On 10/8/2024 11:35 AM, Peter Xu wrote:
On Mon, Oct 07, 2024 at 04:52:43PM -0400, Steven Sistare wrote:
On 10/7/2024 11:27 AM, Peter Xu wrote:
On Mon, Sep 30, 2024 at 12:40:35PM -0700, Steve Sistare wrote:
Stop the vm earlier for cpr, to guarantee consistent device state when
CPR state is saved.
Could you add some more info on why this order matters?
E.g., qmp_migrate should switch migration state machine to SETUP, while
this path holds BQL, I think it means there's no way devices got hot added
concurrently of the whole process.
Would other things change in the cpr states (name, fd, etc.)? It'll be
great to mention these details in the commit message.
Because of the new cpr-state save operation needed by this mode,
I created this patch to be future proof. Performing a save operation while
the machine is running is asking for trouble. But right now, I am not aware
of any specific issues.
Later in the "tap and vhost" series there is another reason to stop the vm here
and
save cpr state, because the devices must be stopped in old qemu before they
are initialized in new qemu. If you are curious, see the 2 patches I attached
to the email at
https://lore.kernel.org/qemu-devel/fa95c40d-b5e5-41eb-bba7-7842bca2f...@oracle.com/
But, that has nothing to do with the contents of cpr state.
※
> [Tasks and exercises]
(a) According to the email thread on stopping the VM earlier for CPR, why must the VM also be stopped at this point in the later "tap and vhost" series?
(b) Continue the email thread on stopping the VM earlier for CPR, starting after its final line.
The entries that come after this email thread are separate material and have no connection to it.
※
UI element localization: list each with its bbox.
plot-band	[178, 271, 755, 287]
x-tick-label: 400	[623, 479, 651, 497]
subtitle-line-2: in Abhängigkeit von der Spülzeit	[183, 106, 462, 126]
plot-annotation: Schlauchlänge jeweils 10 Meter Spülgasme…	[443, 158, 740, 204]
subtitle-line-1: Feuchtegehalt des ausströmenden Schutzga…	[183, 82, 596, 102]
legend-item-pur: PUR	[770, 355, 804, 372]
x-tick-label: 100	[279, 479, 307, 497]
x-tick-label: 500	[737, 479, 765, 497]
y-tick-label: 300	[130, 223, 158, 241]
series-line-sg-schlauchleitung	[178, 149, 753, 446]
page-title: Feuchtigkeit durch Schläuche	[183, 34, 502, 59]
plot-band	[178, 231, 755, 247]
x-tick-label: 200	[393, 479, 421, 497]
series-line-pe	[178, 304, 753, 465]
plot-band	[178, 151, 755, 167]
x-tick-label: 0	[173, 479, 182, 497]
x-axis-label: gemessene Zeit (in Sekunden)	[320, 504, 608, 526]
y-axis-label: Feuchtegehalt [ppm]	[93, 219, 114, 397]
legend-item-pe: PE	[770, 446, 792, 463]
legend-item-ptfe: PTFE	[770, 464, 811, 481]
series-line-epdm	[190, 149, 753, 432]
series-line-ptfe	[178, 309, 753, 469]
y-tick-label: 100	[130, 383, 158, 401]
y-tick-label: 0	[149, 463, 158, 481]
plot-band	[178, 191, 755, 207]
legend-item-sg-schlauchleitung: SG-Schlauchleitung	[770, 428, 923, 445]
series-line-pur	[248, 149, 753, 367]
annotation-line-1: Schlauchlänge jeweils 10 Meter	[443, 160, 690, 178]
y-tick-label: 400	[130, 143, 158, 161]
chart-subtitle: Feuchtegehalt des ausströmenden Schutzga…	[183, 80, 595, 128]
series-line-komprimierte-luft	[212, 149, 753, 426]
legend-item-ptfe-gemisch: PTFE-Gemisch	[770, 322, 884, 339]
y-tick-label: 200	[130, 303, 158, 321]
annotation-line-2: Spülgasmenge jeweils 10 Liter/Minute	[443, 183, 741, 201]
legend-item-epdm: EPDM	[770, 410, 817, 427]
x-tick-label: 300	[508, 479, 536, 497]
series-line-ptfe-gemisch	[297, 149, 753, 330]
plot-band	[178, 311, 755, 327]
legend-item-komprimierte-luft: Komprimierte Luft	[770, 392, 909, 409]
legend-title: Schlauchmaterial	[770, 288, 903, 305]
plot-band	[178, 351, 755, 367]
※
> [Answers for each item]
(a) The devices must be stopped in old qemu before they are initialized in new qemu.

(b)
Then I suggest we leave this patch to the vhost/tap series, then please
document clearly in the commit mesasge on why this is needed. Linking to
that discussion thread could work too.
OK.
Side note: I saw you have MIG_EVENT_PRECOPY_CPR_SETUP in you own tree, I
wonder whether we could reuse MIG_EVENT_PRECOPY_SETUP by moving it earlier
in qmp_migrate(). After all CPR-* notifiers are already registered
separately with the list of migration_state_notifiers[], so I suppose it'll
service the same purpose. But we can discuss that later.
Sure, we can discuss later (and I'll take another look before posting the
vhost/tap
series).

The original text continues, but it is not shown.